What the task asks -> Extract the full set of records that follows, word for word.

Lines of data ->

--------------------------------------------------

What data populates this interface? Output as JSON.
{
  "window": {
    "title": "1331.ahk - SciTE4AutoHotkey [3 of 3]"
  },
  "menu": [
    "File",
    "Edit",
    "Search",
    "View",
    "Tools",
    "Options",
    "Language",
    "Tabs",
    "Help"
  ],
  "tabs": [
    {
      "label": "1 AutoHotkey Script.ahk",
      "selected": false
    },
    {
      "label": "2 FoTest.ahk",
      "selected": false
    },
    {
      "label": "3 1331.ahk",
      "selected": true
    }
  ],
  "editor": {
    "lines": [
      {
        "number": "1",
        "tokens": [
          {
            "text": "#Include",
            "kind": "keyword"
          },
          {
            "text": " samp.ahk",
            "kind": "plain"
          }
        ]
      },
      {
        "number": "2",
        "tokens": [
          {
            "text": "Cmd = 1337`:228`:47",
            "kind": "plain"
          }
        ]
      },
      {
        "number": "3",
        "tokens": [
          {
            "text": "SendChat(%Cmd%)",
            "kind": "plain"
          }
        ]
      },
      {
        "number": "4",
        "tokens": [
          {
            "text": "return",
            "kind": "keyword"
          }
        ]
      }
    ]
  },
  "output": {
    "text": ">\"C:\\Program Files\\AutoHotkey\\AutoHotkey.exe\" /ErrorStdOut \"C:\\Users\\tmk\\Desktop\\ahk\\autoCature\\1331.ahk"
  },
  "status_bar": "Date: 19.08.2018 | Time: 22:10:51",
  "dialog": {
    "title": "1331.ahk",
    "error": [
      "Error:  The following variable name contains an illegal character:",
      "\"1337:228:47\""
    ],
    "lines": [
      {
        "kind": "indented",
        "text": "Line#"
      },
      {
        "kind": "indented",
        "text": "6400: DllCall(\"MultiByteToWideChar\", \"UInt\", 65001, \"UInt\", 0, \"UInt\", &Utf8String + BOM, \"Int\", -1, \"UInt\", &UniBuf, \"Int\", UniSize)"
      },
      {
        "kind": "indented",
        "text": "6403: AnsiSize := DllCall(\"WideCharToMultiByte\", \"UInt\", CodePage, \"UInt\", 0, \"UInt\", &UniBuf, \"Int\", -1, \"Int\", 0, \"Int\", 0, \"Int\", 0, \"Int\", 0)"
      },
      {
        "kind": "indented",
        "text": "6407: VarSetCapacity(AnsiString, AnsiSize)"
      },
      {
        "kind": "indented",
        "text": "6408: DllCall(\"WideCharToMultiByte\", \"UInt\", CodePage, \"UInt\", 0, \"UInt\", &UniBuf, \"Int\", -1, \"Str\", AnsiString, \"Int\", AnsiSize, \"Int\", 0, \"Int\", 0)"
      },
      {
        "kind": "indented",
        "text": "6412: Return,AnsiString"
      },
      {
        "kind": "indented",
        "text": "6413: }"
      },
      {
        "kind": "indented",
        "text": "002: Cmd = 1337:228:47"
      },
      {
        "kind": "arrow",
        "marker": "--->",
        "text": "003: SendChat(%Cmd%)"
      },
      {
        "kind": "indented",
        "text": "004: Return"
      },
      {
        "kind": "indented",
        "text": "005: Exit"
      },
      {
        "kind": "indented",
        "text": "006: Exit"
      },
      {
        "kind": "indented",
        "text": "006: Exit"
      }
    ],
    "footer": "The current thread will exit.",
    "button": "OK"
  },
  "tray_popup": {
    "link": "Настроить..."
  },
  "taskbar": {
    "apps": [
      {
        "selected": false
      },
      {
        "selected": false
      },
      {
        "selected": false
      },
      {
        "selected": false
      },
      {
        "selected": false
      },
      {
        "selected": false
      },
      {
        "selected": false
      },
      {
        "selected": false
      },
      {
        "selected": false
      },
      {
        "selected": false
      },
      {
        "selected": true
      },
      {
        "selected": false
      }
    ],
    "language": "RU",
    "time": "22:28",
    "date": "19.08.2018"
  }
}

--------------------------------------------------

Response ->
What data populates this interface? Output as JSON.
{
  "window": {
    "title": "1331.ahk - SciTE4AutoHotkey [3 of 3]"
  },
  "menu": [
    "File",
    "Edit",
    "Search",
    "View",
    "Tools",
    "Options",
    "Language",
    "Tabs",
    "Help"
  ],
  "tabs": [
    {
      "label": "1 AutoHotkey Script.ahk",
      "selected": false
    },
    {
      "label": "2 FoTest.ahk",
      "selected": false
    },
    {
      "label": "3 1331.ahk",
      "selected": true
    }
  ],
  "editor": {
    "lines": [
      {
        "number": "1",
        "tokens": [
          {
            "text": "#Include",
            "kind": "keyword"
          },
          {
            "text": " samp.ahk",
            "kind": "plain"
          }
        ]
      },
      {
        "number": "2",
        "tokens": [
          {
            "text": "Cmd = 1337`:228`:47",
            "kind": "plain"
          }
        ]
      },
      {
        "number": "3",
        "tokens": [
          {
            "text": "SendChat(%Cmd%)",
            "kind": "plain"
          }
        ]
      },
      {
        "number": "4",
        "tokens": [
          {
            "text": "return",
            "kind": "keyword"
          }
        ]
      }
    ]
  },
  "output": {
    "text": ">\"C:\\Program Files\\AutoHotkey\\AutoHotkey.exe\" /ErrorStdOut \"C:\\Users\\tmk\\Desktop\\ahk\\autoCature\\1331.ahk"
  },
  "status_bar": "Date: 19.08.2018 | Time: 22:10:51",
  "dialog": {
    "title": "1331.ahk",
    "error": [
      "Error:  The following variable name contains an illegal character:",
      "\"1337:228:47\""
    ],
    "lines": [
      {
        "kind": "indented",
        "text": "Line#"
      },
      {
        "kind": "indented",
        "text": "6400: DllCall(\"MultiByteToWideChar\", \"UInt\", 65001, \"UInt\", 0, \"UInt\", &Utf8String + BOM, \"Int\", -1, \"UInt\", &UniBuf, \"Int\", UniSize)"
      },
      {
        "kind": "indented",
        "text": "6403: AnsiSize := DllCall(\"WideCharToMultiByte\", \"UInt\", CodePage, \"UInt\", 0, \"UInt\", &UniBuf, \"Int\", -1, \"Int\", 0, \"Int\", 0, \"Int\", 0, \"Int\", 0)"
      },
      {
        "kind": "indented",
        "text": "6407: VarSetCapacity(AnsiString, AnsiSize)"
      },
      {
        "kind": "indented",
        "text": "6408: DllCall(\"WideCharToMultiByte\", \"UInt\", CodePage, \"UInt\", 0, \"UInt\", &UniBuf, \"Int\", -1, \"Str\", AnsiString, \"Int\", AnsiSize, \"Int\", 0, \"Int\", 0)"
      },
      {
        "kind": "indented",
        "text": "6412: Return,AnsiString"
      },
      {
        "kind": "indented",
        "text": "6413: }"
      },
      {
        "kind": "indented",
        "text": "002: Cmd = 1337:228:47"
      },
      {
        "kind": "arrow",
        "marker": "--->",
        "text": "003: SendChat(%Cmd%)"
      },
      {
        "kind": "indented",
        "text": "004: Return"
      },
      {
        "kind": "indented",
        "text": "005: Exit"
      },
      {
        "kind": "indented",
        "text": "006: Exit"
      },
      {
        "kind": "indented",
        "text": "006: Exit"
      }
    ],
    "footer": "The current thread will exit.",
    "button": "OK"
  },
  "tray_popup": {
    "link": "Настроить..."
  },
  "taskbar": {
    "apps": [
      {
        "selected": false
      },
      {
        "selected": false
      },
      {
        "selected": false
      },
      {
        "selected": false
      },
      {
        "selected": false
      },
      {
        "selected": false
      },
      {
        "selected": false
      },
      {
        "selected": false
      },
      {
        "selected": false
      },
      {
        "selected": false
      },
      {
        "selected": true
      },
      {
        "selected": false
      }
    ],
    "language": "RU",
    "time": "22:28",
    "date": "19.08.2018"
  }
}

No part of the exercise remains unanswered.